Please repeat all of the lines that follow, exactly as written.

[Stored items]
·····
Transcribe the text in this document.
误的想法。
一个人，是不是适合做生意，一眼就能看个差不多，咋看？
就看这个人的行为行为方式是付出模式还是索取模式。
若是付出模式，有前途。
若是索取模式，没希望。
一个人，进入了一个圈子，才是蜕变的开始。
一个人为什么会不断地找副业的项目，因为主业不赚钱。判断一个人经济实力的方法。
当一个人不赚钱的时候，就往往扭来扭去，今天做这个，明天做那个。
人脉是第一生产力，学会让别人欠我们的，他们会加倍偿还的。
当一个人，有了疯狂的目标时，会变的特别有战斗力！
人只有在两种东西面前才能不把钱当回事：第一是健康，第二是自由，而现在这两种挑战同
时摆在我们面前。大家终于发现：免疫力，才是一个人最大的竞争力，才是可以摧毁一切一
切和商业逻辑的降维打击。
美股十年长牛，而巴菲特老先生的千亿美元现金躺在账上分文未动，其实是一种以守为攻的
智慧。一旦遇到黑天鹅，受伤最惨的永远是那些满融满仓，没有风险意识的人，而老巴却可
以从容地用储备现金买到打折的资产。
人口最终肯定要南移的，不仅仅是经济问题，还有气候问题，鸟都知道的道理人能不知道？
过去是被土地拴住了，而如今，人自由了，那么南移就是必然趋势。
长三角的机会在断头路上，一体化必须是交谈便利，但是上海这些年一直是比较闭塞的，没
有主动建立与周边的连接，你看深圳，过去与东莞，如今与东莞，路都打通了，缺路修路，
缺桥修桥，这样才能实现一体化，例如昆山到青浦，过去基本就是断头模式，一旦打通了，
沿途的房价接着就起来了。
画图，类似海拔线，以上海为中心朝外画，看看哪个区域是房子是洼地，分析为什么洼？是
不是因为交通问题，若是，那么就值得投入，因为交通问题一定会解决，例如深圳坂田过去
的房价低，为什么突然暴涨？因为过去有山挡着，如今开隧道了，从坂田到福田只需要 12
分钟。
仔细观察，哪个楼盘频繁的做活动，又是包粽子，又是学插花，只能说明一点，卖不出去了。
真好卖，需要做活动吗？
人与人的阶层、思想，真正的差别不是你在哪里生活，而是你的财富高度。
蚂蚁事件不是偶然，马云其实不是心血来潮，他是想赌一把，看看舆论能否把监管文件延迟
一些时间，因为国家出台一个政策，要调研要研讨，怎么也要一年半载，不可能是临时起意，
·····
§ **EXERCISE RESPONSE**
Transcribe the text in this document.
误的想法。
一个人，是不是适合做生意，一眼就能看个差不多，咋看？
就看这个人的行为行为方式是付出模式还是索取模式。
若是付出模式，有前途。
若是索取模式，没希望。
一个人，进入了一个圈子，才是蜕变的开始。
一个人为什么会不断地找副业的项目，因为主业不赚钱。判断一个人经济实力的方法。
当一个人不赚钱的时候，就往往扭来扭去，今天做这个，明天做那个。
人脉是第一生产力，学会让别人欠我们的，他们会加倍偿还的。
当一个人，有了疯狂的目标时，会变的特别有战斗力！
人只有在两种东西面前才能不把钱当回事：第一是健康，第二是自由，而现在这两种挑战同
时摆在我们面前。大家终于发现：免疫力，才是一个人最大的竞争力，才是可以摧毁一切一
切和商业逻辑的降维打击。
美股十年长牛，而巴菲特老先生的千亿美元现金躺在账上分文未动，其实是一种以守为攻的
智慧。一旦遇到黑天鹅，受伤最惨的永远是那些满融满仓，没有风险意识的人，而老巴却可
以从容地用储备现金买到打折的资产。
人口最终肯定要南移的，不仅仅是经济问题，还有气候问题，鸟都知道的道理人能不知道？
过去是被土地拴住了，而如今，人自由了，那么南移就是必然趋势。
长三角的机会在断头路上，一体化必须是交谈便利，但是上海这些年一直是比较闭塞的，没
有主动建立与周边的连接，你看深圳，过去与东莞，如今与东莞，路都打通了，缺路修路，
缺桥修桥，这样才能实现一体化，例如昆山到青浦，过去基本就是断头模式，一旦打通了，
沿途的房价接着就起来了。
画图，类似海拔线，以上海为中心朝外画，看看哪个区域是房子是洼地，分析为什么洼？是
不是因为交通问题，若是，那么就值得投入，因为交通问题一定会解决，例如深圳坂田过去
的房价低，为什么突然暴涨？因为过去有山挡着，如今开隧道了，从坂田到福田只需要 12
分钟。
仔细观察，哪个楼盘频繁的做活动，又是包粽子，又是学插花，只能说明一点，卖不出去了。
真好卖，需要做活动吗？
人与人的阶层、思想，真正的差别不是你在哪里生活，而是你的财富高度。
蚂蚁事件不是偶然，马云其实不是心血来潮，他是想赌一把，看看舆论能否把监管文件延迟
一些时间，因为国家出台一个政策，要调研要研讨，怎么也要一年半载，不可能是临时起意，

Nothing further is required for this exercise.